Exercise brief -
Keep only the lines that hold the string "marker", filtering out the rest of the entries below.

Source material -
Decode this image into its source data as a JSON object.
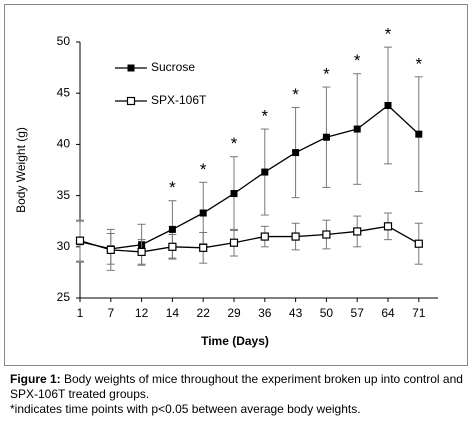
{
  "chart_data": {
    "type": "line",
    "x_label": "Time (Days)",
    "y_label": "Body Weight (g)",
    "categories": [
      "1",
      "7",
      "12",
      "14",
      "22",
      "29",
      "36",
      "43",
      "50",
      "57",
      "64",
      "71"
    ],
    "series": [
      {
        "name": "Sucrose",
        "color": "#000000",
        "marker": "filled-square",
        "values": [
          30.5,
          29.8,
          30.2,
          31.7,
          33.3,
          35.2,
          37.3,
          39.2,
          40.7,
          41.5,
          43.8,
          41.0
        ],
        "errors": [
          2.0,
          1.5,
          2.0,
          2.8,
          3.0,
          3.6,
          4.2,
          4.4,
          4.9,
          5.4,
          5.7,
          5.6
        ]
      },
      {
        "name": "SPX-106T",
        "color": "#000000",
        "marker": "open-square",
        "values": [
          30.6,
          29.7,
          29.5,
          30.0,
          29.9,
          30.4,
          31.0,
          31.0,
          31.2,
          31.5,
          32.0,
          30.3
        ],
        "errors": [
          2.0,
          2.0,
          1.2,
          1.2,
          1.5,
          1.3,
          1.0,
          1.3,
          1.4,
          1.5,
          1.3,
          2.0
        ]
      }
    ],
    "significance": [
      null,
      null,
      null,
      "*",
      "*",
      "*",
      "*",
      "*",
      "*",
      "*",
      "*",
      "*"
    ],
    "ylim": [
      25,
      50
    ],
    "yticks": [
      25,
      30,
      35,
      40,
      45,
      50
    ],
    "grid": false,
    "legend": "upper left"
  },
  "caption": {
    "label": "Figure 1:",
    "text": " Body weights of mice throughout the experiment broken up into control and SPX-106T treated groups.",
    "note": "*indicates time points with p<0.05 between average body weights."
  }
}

Written solution -
        "marker": "filled-square",
        "marker": "open-square",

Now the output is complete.